Request: Transcribe every record that appears below, exactly and in full.

Records provided:
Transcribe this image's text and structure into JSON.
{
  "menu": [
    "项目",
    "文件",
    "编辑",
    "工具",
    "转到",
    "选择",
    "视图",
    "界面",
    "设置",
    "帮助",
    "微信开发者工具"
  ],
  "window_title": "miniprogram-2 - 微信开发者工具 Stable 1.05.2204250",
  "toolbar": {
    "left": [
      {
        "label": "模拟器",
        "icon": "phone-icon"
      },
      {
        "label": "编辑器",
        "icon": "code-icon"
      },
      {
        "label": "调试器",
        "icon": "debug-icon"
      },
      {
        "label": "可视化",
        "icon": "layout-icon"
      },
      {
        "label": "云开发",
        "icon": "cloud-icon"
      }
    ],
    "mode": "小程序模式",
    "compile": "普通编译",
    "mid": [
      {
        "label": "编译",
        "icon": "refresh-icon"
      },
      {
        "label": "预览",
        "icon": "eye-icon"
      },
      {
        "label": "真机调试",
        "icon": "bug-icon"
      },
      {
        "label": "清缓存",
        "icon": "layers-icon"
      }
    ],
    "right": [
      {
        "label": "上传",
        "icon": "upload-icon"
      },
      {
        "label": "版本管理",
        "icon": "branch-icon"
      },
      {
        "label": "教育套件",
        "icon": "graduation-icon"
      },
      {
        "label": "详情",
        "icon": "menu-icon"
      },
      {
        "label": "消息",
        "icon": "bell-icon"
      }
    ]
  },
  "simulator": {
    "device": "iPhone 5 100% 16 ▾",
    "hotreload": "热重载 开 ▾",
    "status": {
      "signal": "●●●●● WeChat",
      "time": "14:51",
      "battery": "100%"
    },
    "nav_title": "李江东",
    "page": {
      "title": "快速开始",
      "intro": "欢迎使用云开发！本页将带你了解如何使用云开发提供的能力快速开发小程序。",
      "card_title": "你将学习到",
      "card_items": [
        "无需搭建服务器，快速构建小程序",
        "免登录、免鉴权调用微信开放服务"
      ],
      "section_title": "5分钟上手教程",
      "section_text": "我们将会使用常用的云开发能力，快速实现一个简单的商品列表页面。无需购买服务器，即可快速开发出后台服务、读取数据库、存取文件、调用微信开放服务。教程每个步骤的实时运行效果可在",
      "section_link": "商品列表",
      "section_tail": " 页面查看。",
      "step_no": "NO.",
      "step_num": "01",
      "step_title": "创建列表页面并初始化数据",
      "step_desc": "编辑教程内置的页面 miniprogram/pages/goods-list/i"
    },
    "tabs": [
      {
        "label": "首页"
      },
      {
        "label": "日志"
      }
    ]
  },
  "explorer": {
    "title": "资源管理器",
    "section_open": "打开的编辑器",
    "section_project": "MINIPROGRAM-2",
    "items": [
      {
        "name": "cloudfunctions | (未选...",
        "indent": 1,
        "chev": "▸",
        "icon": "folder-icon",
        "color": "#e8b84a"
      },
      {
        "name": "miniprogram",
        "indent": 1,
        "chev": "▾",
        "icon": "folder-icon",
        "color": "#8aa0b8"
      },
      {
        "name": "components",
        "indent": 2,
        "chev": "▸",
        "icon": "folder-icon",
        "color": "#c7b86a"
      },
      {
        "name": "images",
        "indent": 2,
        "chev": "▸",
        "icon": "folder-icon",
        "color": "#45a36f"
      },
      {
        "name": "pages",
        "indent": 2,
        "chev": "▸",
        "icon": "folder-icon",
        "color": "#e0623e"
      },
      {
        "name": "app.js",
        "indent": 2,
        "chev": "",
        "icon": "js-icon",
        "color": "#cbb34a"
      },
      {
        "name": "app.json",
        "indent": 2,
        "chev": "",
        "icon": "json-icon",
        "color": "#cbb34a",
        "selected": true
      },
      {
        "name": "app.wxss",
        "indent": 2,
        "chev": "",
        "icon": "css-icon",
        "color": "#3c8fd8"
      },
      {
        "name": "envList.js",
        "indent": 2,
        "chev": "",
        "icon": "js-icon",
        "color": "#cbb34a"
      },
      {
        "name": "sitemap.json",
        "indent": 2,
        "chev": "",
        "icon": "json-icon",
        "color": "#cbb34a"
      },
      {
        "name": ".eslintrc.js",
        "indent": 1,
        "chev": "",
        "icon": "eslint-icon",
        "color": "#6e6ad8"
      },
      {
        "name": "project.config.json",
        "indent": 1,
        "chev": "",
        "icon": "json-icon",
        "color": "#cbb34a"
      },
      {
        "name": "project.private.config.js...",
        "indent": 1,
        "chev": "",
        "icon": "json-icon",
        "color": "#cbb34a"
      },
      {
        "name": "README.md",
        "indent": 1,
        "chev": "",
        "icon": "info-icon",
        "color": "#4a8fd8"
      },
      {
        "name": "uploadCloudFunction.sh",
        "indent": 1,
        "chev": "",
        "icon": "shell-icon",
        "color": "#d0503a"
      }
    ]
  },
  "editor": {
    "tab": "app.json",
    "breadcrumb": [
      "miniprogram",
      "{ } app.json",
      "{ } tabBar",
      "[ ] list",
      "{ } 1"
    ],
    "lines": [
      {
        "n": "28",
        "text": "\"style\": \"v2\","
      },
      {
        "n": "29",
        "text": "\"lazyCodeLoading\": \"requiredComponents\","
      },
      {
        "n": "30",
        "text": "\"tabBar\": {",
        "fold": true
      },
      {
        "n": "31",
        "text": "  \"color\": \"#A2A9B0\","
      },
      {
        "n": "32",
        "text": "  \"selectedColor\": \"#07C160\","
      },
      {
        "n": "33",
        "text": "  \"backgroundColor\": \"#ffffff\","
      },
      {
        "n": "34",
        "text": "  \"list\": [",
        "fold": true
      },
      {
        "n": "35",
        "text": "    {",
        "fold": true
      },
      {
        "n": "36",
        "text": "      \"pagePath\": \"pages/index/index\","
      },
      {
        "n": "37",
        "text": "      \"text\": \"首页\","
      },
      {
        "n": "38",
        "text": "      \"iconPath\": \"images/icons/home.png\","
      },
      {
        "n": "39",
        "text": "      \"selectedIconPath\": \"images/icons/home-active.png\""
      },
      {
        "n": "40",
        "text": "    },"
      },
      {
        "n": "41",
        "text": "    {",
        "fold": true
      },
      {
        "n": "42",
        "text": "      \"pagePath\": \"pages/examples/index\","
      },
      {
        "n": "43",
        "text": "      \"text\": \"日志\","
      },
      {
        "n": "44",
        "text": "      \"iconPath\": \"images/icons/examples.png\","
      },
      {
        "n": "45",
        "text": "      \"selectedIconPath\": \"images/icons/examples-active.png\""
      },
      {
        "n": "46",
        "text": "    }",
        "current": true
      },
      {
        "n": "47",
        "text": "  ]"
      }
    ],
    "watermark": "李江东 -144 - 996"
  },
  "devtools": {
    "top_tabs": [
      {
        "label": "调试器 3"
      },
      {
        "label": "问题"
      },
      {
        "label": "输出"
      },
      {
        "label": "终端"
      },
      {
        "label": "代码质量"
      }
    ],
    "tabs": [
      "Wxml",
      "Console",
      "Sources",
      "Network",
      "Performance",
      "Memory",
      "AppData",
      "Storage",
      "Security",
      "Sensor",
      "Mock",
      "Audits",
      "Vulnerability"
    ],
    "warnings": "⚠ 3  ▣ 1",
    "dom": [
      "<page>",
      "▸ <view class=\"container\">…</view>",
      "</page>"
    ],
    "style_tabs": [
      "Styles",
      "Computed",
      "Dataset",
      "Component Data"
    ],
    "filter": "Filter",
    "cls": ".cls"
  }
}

Task output:
Transcribe this image's text and structure into JSON.
{
  "menu": [
    "项目",
    "文件",
    "编辑",
    "工具",
    "转到",
    "选择",
    "视图",
    "界面",
    "设置",
    "帮助",
    "微信开发者工具"
  ],
  "window_title": "miniprogram-2 - 微信开发者工具 Stable 1.05.2204250",
  "toolbar": {
    "left": [
      {
        "label": "模拟器",
        "icon": "phone-icon"
      },
      {
        "label": "编辑器",
        "icon": "code-icon"
      },
      {
        "label": "调试器",
        "icon": "debug-icon"
      },
      {
        "label": "可视化",
        "icon": "layout-icon"
      },
      {
        "label": "云开发",
        "icon": "cloud-icon"
      }
    ],
    "mode": "小程序模式",
    "compile": "普通编译",
    "mid": [
      {
        "label": "编译",
        "icon": "refresh-icon"
      },
      {
        "label": "预览",
        "icon": "eye-icon"
      },
      {
        "label": "真机调试",
        "icon": "bug-icon"
      },
      {
        "label": "清缓存",
        "icon": "layers-icon"
      }
    ],
    "right": [
      {
        "label": "上传",
        "icon": "upload-icon"
      },
      {
        "label": "版本管理",
        "icon": "branch-icon"
      },
      {
        "label": "教育套件",
        "icon": "graduation-icon"
      },
      {
        "label": "详情",
        "icon": "menu-icon"
      },
      {
        "label": "消息",
        "icon": "bell-icon"
      }
    ]
  },
  "simulator": {
    "device": "iPhone 5 100% 16 ▾",
    "hotreload": "热重载 开 ▾",
    "status": {
      "signal": "●●●●● WeChat",
      "time": "14:51",
      "battery": "100%"
    },
    "nav_title": "李江东",
    "page": {
      "title": "快速开始",
      "intro": "欢迎使用云开发！本页将带你了解如何使用云开发提供的能力快速开发小程序。",
      "card_title": "你将学习到",
      "card_items": [
        "无需搭建服务器，快速构建小程序",
        "免登录、免鉴权调用微信开放服务"
      ],
      "section_title": "5分钟上手教程",
      "section_text": "我们将会使用常用的云开发能力，快速实现一个简单的商品列表页面。无需购买服务器，即可快速开发出后台服务、读取数据库、存取文件、调用微信开放服务。教程每个步骤的实时运行效果可在",
      "section_link": "商品列表",
      "section_tail": " 页面查看。",
      "step_no": "NO.",
      "step_num": "01",
      "step_title": "创建列表页面并初始化数据",
      "step_desc": "编辑教程内置的页面 miniprogram/pages/goods-list/i"
    },
    "tabs": [
      {
        "label": "首页"
      },
      {
        "label": "日志"
      }
    ]
  },
  "explorer": {
    "title": "资源管理器",
    "section_open": "打开的编辑器",
    "section_project": "MINIPROGRAM-2",
    "items": [
      {
        "name": "cloudfunctions | (未选...",
        "indent": 1,
        "chev": "▸",
        "icon": "folder-icon",
        "color": "#e8b84a"
      },
      {
        "name": "miniprogram",
        "indent": 1,
        "chev": "▾",
        "icon": "folder-icon",
        "color": "#8aa0b8"
      },
      {
        "name": "components",
        "indent": 2,
        "chev": "▸",
        "icon": "folder-icon",
        "color": "#c7b86a"
      },
      {
        "name": "images",
        "indent": 2,
        "chev": "▸",
        "icon": "folder-icon",
        "color": "#45a36f"
      },
      {
        "name": "pages",
        "indent": 2,
        "chev": "▸",
        "icon": "folder-icon",
        "color": "#e0623e"
      },
      {
        "name": "app.js",
        "indent": 2,
        "chev": "",
        "icon": "js-icon",
        "color": "#cbb34a"
      },
      {
        "name": "app.json",
        "indent": 2,
        "chev": "",
        "icon": "json-icon",
        "color": "#cbb34a",
        "selected": true
      },
      {
        "name": "app.wxss",
        "indent": 2,
        "chev": "",
        "icon": "css-icon",
        "color": "#3c8fd8"
      },
      {
        "name": "envList.js",
        "indent": 2,
        "chev": "",
        "icon": "js-icon",
        "color": "#cbb34a"
      },
      {
        "name": "sitemap.json",
        "indent": 2,
        "chev": "",
        "icon": "json-icon",
        "color": "#cbb34a"
      },
      {
        "name": ".eslintrc.js",
        "indent": 1,
        "chev": "",
        "icon": "eslint-icon",
        "color": "#6e6ad8"
      },
      {
        "name": "project.config.json",
        "indent": 1,
        "chev": "",
        "icon": "json-icon",
        "color": "#cbb34a"
      },
      {
        "name": "project.private.config.js...",
        "indent": 1,
        "chev": "",
        "icon": "json-icon",
        "color": "#cbb34a"
      },
      {
        "name": "README.md",
        "indent": 1,
        "chev": "",
        "icon": "info-icon",
        "color": "#4a8fd8"
      },
      {
        "name": "uploadCloudFunction.sh",
        "indent": 1,
        "chev": "",
        "icon": "shell-icon",
        "color": "#d0503a"
      }
    ]
  },
  "editor": {
    "tab": "app.json",
    "breadcrumb": [
      "miniprogram",
      "{ } app.json",
      "{ } tabBar",
      "[ ] list",
      "{ } 1"
    ],
    "lines": [
      {
        "n": "28",
        "text": "\"style\": \"v2\","
      },
      {
        "n": "29",
        "text": "\"lazyCodeLoading\": \"requiredComponents\","
      },
      {
        "n": "30",
        "text": "\"tabBar\": {",
        "fold": true
      },
      {
        "n": "31",
        "text": "  \"color\": \"#A2A9B0\","
      },
      {
        "n": "32",
        "text": "  \"selectedColor\": \"#07C160\","
      },
      {
        "n": "33",
        "text": "  \"backgroundColor\": \"#ffffff\","
      },
      {
        "n": "34",
        "text": "  \"list\": [",
        "fold": true
      },
      {
        "n": "35",
        "text": "    {",
        "fold": true
      },
      {
        "n": "36",
        "text": "      \"pagePath\": \"pages/index/index\","
      },
      {
        "n": "37",
        "text": "      \"text\": \"首页\","
      },
      {
        "n": "38",
        "text": "      \"iconPath\": \"images/icons/home.png\","
      },
      {
        "n": "39",
        "text": "      \"selectedIconPath\": \"images/icons/home-active.png\""
      },
      {
        "n": "40",
        "text": "    },"
      },
      {
        "n": "41",
        "text": "    {",
        "fold": true
      },
      {
        "n": "42",
        "text": "      \"pagePath\": \"pages/examples/index\","
      },
      {
        "n": "43",
        "text": "      \"text\": \"日志\","
      },
      {
        "n": "44",
        "text": "      \"iconPath\": \"images/icons/examples.png\","
      },
      {
        "n": "45",
        "text": "      \"selectedIconPath\": \"images/icons/examples-active.png\""
      },
      {
        "n": "46",
        "text": "    }",
        "current": true
      },
      {
        "n": "47",
        "text": "  ]"
      }
    ],
    "watermark": "李江东 -144 - 996"
  },
  "devtools": {
    "top_tabs": [
      {
        "label": "调试器 3"
      },
      {
        "label": "问题"
      },
      {
        "label": "输出"
      },
      {
        "label": "终端"
      },
      {
        "label": "代码质量"
      }
    ],
    "tabs": [
      "Wxml",
      "Console",
      "Sources",
      "Network",
      "Performance",
      "Memory",
      "AppData",
      "Storage",
      "Security",
      "Sensor",
      "Mock",
      "Audits",
      "Vulnerability"
    ],
    "warnings": "⚠ 3  ▣ 1",
    "dom": [
      "<page>",
      "▸ <view class=\"container\">…</view>",
      "</page>"
    ],
    "style_tabs": [
      "Styles",
      "Computed",
      "Dataset",
      "Component Data"
    ],
    "filter": "Filter",
    "cls": ".cls"
  }
}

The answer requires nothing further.